■ **原文**:
**********
我想再喊一聲媽媽
獨步枯涼的夜街,淋著稀疏的淫雨,落葉固執地飄零在身後,如昏暗的燈光拖長了我的影子,沉重的思緒久久不能散去。
這是一個可憐又落寞的夜晚。母親的影子若有若無地跟著我,隨我沉思,隨我飄浮,隨我入夢。總認為時間的推移會讓一些事情淡忘,但是,在母親去世9年後的今天,她的音容笑貌倒越發清晰,入腦入髓的情感是不可能忘懷的,秋風吹走的是塵埃,秋雨滋潤的是心田,原來,母親一直活在我的心裡。
面對漫布的黑暗,似乎面對母親對生命的渴望;凝望搖曳的燈光,似在默讀她生活的篇章。想起與她相處的年年歲歲,我禁不住浮想聯翩,心潮澎湃。此時,我真想,真想!手捧蒼天,雙膝跪地,對著遠方真真切切地喊一聲「娘,我的親娘。」
母親離我而去整整9年頭了。這些年來,一直想寫點有關母親的文字,卻發現是散亂又困難的。很多辛酸生活的點滴中,她好像是苦難的化身,又好像是菩薩再世,哪一件事都可以寫,又都是那樣的簡單。可每每下筆,有關她的情感一古腦地竄出來,想整理一個頭緒都難。
「別跟我談命,也別談什麼苦難,為家、為孩子活著是我的樂趣,與天鬥,與地鬥,不如跟自己鬥,生活靠自己去創造。」這是母親很早以前的話,也是生活的哲理,受她的影響,我也養成了類似她的個性。
**********
■ **提供資料**:

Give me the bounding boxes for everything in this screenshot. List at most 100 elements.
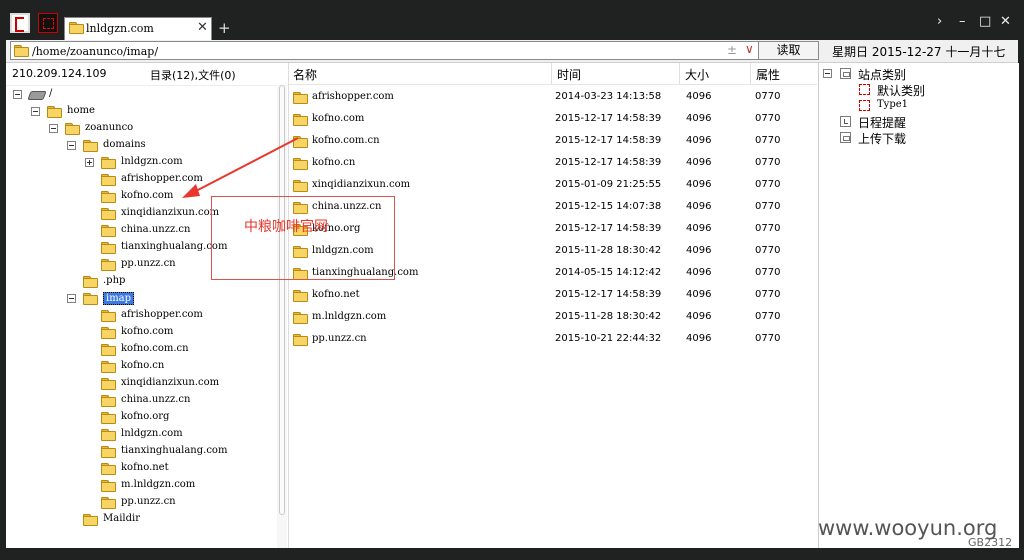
**********
■ **練習說明**:
**1)** 在這篇懷念母親的散文中,作者寫作時母親已經去世多少年?
**2)** 請將這篇懷念母親的散文中從「這是一個可憐又落寞的夜晚。母」到「響,我也養成了類似她的個性。」的這一段原樣輸出。
**3)** 請接續這篇懷念母親的散文最後一句,寫出下一部分。

■ **參考答案**:
**1)** 母親已經去世9年。

**2)**
這是一個可憐又落寞的夜晚。母親的影子若有若無地跟著我,隨我沉思,隨我飄浮,隨我入夢。總認為時間的推移會讓一些事情淡忘,但是,在母親去世9年後的今天,她的音容笑貌倒越發清晰,入腦入髓的情感是不可能忘懷的,秋風吹走的是塵埃,秋雨滋潤的是心田,原來,母親一直活在我的心裡。
面對漫布的黑暗,似乎面對母親對生命的渴望;凝望搖曳的燈光,似在默讀她生活的篇章。想起與她相處的年年歲歲,我禁不住浮想聯翩,心潮澎湃。此時,我真想,真想!手捧蒼天,雙膝跪地,對著遠方真真切切地喊一聲「娘,我的親娘。」
母親離我而去整整9年頭了。這些年來,一直想寫點有關母親的文字,卻發現是散亂又困難的。很多辛酸生活的點滴中,她好像是苦難的化身,又好像是菩薩再世,哪一件事都可以寫,又都是那樣的簡單。可每每下筆,有關她的情感一古腦地竄出來,想整理一個頭緒都難。
「別跟我談命,也別談什麼苦難,為家、為孩子活著是我的樂趣,與天鬥,與地鬥,不如跟自己鬥,生活靠自己去創造。」這是母親很早以前的話,也是生活的哲理,受她的影響,我也養成了類似她的個性。

**3)**
應該說,母親的童年沒有故事,是在姥姥的懷抱中長大的。她剛剛出生幾個月,在抗聯當營長的姥爺夜襲鬼子據點,胸口中了鬼子的槍,倒在了秋雨中,連句話也沒有留下。姥姥帶著兩個孩子東躲西藏過日子,都頓飽飯都吃不上,早早地累跨了身體,等到把大姨嫁出去,給不滿16歲的母親訂了婚,就撒手找姥爺去了。
從外地歸家的大姨坐在我們面前,含著眼淚說著與母親的過去時,正是深秋時分的傍晚,母親正麻利地邊聽著大姨說話邊搓著玉米棒。大姨吸鼻子的聲音讓母親抬頭看了一眼,攏了攏前額散亂的頭髮,歎一口氣,又熟悉地抓起桌子上爺爺留下的旱煙葉,捲個紙筒送到嘴裡,點上吸一口,掃一眼我們兄妹幾個,低頭又搓起了玉米,濃濃的煙,把她深深地包圍,如同深秋的霧,鎖住了夜空。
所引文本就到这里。